### Texto proporcionado
__________
Solía ver en la piscina del MIT a un compañero de mayor edad casi a diario. Me dijo que era un profesor de lengua jubilado. Hoy le he visto de nuevo en el vestuario después de mucho tiempo y hemos mantenido una conversación acerca de la inseguridad, un tema sobre el que he estado pensando.
El problema de la inseguridad es que, si somos demasiado inseguros, no crecemos, porque el miedo al fracaso nos paraliza —le he dicho de forma inesperada—. Por otra parte, si no tenemos inseguridad, entonces tampoco crecemos, porque tenemos una cabeza tan grande que somos incapaces de reconocer nuestros fallos.
—En el equilibrio está la solución —ha respondido el profesor emérito. Entonces yo he añadido: —Pero, si estamos en el centro, tenemos que movernos hacia los lados y oscilar un poco para saber que estamos centrados.
—A veces es posible perderse en el medio —me ha contestado. Ambos nos hemos quedado en silencio y he terminado de guardar mis cosas.
Entonces, mientras me ataba los cordones de mis zapatos, he exclamado: —“Mentores”. Pero todos los mentores tienden a marcharse conforme nos hacemos mayores.
El profesor emérito, tras una pausa, ha respondido: —Sí, porque ya no los necesitas.
Le he dado la mano y le he dicho: —Gracias por su lección.
El profesor ha sonreído mientras se ponía los calcetines y los zapatos, y he salido del vestuario pensando: “El ejercicio es realmente bueno para el corazón”
Esta carta aparece en la última página de “Las leyes de la simplicidad” de John Maeda, un librillo de apenas cien sustanciales páginas.
La historia de estas últimas décadas corre muy deprisa, la intensidad del presente apenas deja espacio para coger aire y retirarnos del continuo bombardeo de estímulos. Es costumbre aceptar lo nuevo como lo bueno, lo reciente como lo relevante. La tecnología acelera los tiempos y la obsolescencia se convierte en la garantía de que lo último que se compra ya tiene fecha de caducidad.
Es complicado distinguir los diferentes valores de unas generaciones y otras, cuando el presente continuo impone un ritmo acelerado, cuando los sucesos se suceden con rapidez, cuando la información nos desborda en su mentira o en su inutilidad, cuando el consumo es compulsivo e inmediato
Una buena dosis de egocentrismo forma parte de cualquier generación, que en sí misma no se percibe porque alegremente señala a la anterior como peor con su dedo prepotente. Los jóvenes lo hacen con los niños, los adultos con los jóvenes y los mayores con los precedentes. Parece que exista un territorio muy común en el que abunda el desprecio por lo que se ignora, independiente de toda generación.
__________
### Datos del ejercicio
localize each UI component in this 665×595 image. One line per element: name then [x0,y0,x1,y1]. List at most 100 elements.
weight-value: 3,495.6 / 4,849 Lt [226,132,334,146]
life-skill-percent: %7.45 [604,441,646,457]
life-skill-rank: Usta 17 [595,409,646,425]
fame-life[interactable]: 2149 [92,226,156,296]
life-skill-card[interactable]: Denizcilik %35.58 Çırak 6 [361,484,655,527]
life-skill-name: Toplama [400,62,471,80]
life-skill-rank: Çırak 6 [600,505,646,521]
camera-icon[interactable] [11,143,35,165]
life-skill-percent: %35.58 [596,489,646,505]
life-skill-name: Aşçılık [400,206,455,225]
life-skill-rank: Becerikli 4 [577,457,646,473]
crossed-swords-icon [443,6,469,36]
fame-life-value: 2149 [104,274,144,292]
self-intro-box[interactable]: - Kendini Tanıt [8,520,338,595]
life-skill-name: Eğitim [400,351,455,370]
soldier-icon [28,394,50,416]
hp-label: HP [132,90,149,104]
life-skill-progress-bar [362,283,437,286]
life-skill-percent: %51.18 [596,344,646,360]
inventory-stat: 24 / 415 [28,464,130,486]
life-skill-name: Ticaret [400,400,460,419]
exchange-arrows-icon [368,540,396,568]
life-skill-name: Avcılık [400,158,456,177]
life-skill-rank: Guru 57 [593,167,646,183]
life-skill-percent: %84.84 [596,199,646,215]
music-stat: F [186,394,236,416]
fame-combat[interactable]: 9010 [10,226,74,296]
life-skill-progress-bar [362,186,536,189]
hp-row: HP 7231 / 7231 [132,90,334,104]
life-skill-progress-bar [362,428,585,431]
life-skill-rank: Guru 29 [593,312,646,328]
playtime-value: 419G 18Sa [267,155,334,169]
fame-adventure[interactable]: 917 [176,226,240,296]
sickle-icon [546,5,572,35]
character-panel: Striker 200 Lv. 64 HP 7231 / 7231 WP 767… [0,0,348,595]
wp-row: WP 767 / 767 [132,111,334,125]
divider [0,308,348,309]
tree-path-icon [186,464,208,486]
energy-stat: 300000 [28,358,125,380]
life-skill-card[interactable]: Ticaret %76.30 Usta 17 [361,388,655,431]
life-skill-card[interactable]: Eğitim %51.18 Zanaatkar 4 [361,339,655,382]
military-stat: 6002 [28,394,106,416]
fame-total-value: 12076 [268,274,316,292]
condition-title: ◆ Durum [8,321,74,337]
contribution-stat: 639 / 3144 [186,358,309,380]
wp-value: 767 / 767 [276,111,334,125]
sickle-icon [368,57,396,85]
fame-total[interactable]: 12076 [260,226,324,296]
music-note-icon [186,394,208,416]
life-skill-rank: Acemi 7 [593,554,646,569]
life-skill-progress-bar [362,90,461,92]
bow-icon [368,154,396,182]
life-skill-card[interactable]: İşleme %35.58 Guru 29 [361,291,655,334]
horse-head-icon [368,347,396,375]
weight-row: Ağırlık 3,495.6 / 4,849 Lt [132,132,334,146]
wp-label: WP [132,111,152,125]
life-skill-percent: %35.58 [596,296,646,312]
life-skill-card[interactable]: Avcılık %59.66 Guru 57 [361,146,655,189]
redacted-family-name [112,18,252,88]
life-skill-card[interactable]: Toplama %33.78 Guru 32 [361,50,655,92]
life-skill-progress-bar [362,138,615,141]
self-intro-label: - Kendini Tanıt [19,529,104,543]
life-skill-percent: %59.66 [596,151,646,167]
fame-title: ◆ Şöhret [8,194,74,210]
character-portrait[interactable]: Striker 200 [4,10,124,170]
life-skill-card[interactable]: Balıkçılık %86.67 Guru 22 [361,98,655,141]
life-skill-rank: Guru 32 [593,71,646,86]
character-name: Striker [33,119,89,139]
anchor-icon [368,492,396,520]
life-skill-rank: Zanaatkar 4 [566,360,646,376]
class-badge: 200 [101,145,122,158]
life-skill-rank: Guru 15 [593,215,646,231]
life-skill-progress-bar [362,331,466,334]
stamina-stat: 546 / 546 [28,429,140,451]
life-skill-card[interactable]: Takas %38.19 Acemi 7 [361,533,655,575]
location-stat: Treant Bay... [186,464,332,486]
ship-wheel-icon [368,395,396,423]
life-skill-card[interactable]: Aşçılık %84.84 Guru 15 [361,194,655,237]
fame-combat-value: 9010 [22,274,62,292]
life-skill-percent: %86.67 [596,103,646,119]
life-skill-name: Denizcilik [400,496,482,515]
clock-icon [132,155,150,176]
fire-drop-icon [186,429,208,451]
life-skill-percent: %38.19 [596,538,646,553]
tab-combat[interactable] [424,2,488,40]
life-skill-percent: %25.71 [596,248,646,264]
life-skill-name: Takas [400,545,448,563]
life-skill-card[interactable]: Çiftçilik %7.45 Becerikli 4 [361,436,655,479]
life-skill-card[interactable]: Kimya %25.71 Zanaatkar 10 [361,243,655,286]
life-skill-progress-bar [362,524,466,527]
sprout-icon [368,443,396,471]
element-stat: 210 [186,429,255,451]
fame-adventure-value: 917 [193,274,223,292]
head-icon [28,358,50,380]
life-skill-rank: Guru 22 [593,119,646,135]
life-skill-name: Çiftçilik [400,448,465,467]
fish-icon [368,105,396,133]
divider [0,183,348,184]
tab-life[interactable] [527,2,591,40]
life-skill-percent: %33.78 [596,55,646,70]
__________
### Partes del ejercicio
**A.** Según el texto proporcionado, ¿en qué libro aparece la carta?
**B.** Reproduce sin cambios todo lo que va desde el inicio de los registros hasta la línea que contiene "life-skill-rank: Usta 17 [595,409,646,425]", con ambos extremos incluidos.
El texto y los registros no guardan ninguna relación entre sí.

### Respuestas por tarea
**A.** En "Las leyes de la simplicidad" de John Maeda.

**B.**
localize each UI component in this 665×595 image. One line per element: name then [x0,y0,x1,y1]. List at most 100 elements.
weight-value: 3,495.6 / 4,849 Lt [226,132,334,146]
life-skill-percent: %7.45 [604,441,646,457]
life-skill-rank: Usta 17 [595,409,646,425]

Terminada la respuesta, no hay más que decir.